Recorded information |
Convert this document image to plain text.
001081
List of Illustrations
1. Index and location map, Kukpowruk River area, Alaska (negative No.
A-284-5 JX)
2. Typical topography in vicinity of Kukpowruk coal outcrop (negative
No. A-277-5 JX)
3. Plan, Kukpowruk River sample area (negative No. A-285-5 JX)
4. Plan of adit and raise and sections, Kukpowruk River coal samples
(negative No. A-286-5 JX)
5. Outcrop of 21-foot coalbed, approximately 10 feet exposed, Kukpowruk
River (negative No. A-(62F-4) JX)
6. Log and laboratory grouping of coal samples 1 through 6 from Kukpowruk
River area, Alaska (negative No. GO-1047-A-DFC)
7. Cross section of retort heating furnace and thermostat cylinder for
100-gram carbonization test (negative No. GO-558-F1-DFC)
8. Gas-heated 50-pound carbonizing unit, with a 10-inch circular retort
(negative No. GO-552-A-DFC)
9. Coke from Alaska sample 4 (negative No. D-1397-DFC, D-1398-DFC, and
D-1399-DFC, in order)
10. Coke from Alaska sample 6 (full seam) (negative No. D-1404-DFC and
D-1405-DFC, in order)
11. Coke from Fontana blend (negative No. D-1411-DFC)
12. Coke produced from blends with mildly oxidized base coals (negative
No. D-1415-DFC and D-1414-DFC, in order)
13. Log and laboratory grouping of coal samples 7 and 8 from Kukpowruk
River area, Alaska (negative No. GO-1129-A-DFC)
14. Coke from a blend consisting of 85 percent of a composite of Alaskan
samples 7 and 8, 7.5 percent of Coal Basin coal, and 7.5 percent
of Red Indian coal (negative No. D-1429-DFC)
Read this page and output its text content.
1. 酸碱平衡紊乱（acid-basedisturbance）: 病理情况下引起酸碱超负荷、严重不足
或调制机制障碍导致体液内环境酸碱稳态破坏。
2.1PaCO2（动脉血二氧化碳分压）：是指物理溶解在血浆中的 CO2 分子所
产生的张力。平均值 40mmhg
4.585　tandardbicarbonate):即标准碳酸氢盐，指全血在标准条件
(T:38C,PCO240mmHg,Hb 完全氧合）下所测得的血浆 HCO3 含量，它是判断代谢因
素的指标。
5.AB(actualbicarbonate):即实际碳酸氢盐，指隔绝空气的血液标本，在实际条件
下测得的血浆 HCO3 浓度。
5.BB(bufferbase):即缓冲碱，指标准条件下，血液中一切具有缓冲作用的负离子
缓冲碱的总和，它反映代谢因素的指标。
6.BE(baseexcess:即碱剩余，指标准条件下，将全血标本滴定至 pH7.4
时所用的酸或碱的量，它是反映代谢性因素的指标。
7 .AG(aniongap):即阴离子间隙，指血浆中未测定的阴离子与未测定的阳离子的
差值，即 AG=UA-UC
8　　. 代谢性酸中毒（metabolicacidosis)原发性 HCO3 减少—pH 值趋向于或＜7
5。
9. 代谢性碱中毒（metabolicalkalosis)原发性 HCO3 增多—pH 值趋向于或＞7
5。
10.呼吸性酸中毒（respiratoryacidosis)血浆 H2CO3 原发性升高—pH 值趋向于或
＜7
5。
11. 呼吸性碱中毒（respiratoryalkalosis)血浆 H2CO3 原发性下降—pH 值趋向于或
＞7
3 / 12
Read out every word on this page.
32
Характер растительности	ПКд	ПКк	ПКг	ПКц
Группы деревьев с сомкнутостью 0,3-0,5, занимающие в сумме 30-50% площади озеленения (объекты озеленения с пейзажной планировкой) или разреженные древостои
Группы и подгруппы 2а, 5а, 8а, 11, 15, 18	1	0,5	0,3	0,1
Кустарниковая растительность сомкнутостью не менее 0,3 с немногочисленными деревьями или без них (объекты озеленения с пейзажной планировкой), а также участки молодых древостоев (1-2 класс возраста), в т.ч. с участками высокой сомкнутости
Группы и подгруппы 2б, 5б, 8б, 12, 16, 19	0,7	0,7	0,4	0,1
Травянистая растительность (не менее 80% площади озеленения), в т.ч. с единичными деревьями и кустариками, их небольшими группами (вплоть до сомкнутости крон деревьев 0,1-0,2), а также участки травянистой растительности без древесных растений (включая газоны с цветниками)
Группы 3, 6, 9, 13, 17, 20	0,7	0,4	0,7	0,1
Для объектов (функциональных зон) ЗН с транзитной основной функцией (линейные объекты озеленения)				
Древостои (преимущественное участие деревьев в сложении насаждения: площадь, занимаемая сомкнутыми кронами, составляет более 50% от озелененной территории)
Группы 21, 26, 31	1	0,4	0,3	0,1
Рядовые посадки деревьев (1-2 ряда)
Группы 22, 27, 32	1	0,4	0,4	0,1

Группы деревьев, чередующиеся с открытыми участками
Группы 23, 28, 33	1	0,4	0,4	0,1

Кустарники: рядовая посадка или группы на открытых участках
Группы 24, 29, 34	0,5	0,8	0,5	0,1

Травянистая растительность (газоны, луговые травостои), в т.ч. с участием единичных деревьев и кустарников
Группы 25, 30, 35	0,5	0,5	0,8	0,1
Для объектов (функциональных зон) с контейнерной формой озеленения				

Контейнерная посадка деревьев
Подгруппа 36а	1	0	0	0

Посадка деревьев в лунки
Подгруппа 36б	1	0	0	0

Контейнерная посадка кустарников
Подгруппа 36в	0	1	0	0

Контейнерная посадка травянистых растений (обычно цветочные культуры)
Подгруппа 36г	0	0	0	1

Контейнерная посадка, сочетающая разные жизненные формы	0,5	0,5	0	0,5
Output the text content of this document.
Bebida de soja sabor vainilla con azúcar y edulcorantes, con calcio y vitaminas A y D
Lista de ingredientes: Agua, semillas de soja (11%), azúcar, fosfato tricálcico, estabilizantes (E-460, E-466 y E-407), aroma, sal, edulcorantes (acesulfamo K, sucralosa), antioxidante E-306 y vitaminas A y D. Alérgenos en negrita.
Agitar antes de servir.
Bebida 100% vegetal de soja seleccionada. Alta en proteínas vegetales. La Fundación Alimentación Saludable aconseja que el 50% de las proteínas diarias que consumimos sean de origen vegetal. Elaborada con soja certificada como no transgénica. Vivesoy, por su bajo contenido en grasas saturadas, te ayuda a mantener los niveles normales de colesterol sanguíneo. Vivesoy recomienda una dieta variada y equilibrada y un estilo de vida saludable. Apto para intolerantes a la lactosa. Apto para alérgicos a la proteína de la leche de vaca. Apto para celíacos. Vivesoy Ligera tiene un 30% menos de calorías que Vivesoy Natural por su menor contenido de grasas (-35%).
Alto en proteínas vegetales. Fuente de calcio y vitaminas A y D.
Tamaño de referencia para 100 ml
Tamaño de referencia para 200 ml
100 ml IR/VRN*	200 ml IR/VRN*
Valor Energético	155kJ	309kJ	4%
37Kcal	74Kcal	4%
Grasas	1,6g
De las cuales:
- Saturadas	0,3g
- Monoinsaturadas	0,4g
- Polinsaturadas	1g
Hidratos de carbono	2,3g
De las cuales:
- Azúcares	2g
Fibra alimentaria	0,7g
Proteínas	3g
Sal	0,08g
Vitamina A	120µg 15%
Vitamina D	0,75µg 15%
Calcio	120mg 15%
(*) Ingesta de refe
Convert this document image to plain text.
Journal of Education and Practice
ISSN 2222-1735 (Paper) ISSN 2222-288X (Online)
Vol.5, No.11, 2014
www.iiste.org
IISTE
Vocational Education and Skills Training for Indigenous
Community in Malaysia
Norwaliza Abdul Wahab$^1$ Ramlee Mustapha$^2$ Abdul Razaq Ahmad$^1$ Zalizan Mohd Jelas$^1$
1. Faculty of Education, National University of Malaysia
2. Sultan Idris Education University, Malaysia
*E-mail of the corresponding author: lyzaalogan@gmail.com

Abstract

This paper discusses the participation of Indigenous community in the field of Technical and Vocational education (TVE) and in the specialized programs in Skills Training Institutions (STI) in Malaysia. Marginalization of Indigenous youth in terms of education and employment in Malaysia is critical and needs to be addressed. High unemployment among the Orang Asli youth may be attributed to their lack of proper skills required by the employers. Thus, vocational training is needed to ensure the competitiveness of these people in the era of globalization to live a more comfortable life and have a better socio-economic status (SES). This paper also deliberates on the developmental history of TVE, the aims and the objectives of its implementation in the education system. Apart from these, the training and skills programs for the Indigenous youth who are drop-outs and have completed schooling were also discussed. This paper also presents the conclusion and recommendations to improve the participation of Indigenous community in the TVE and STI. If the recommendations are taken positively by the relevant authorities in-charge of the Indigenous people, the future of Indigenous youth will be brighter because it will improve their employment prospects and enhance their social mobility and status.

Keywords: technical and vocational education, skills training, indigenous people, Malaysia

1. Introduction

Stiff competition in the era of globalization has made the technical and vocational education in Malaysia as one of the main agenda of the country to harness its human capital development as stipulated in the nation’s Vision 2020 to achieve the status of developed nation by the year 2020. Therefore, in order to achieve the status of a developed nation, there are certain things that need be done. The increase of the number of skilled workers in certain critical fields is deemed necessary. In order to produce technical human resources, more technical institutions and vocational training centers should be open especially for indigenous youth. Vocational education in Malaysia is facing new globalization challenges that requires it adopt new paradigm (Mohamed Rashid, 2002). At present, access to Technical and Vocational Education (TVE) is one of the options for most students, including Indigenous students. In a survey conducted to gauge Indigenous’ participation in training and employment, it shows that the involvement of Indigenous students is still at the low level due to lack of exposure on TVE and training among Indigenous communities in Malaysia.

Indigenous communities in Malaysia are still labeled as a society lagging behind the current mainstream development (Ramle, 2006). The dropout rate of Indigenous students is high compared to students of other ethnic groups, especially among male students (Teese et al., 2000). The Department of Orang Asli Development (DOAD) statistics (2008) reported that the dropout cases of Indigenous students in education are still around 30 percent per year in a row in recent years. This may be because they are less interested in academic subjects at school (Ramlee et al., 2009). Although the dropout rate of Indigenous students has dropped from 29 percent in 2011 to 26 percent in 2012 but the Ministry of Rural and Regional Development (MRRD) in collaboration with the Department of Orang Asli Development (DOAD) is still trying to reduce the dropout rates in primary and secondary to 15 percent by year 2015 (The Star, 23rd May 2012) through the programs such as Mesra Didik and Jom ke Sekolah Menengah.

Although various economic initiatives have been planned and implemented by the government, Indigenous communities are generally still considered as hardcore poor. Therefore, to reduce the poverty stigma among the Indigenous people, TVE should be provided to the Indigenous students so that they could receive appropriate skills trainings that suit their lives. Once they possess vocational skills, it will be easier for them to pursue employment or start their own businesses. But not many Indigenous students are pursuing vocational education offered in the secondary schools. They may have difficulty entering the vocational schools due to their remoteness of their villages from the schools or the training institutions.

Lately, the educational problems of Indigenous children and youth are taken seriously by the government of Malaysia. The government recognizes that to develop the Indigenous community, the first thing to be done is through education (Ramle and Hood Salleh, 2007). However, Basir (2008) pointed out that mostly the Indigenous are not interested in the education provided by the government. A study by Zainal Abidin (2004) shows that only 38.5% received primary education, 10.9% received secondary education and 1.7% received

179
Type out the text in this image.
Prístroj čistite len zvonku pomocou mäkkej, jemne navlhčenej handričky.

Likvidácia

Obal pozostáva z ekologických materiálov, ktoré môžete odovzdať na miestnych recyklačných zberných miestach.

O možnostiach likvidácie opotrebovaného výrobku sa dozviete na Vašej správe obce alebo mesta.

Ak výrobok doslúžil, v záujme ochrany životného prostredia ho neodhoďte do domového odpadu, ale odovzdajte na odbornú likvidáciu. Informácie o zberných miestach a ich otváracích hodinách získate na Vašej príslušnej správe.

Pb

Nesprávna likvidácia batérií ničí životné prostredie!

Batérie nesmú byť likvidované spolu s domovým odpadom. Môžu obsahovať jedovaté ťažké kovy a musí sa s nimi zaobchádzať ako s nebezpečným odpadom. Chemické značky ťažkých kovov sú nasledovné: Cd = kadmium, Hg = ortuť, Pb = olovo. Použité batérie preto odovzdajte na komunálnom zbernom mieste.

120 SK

Given task | From the entries above, copy every line that holds the word "with".

Answer for the task |
8. Gas-heated 50-pound carbonizing unit, with a 10-inch circular retort
12. Coke produced from blends with mildly oxidized base coals (negative
Indigenous communities in Malaysia are still labeled as a society lagging behind the current mainstream development (Ramle, 2006). The dropout rate of Indigenous students is high compared to students of other ethnic groups, especially among male students (Teese et al., 2000). The Department of Orang Asli Development (DOAD) statistics (2008) reported that the dropout cases of Indigenous students in education are still around 30 percent per year in a row in recent years. This may be because they are less interested in academic subjects at school (Ramlee et al., 2009). Although the dropout rate of Indigenous students has dropped from 29 percent in 2011 to 26 percent in 2012 but the Ministry of Rural and Regional Development (MRRD) in collaboration with the Department of Orang Asli Development (DOAD) is still trying to reduce the dropout rates in primary and secondary to 15 percent by year 2015 (The Star, 23rd May 2012) through the programs such as Mesra Didik and Jom ke Sekolah Menengah.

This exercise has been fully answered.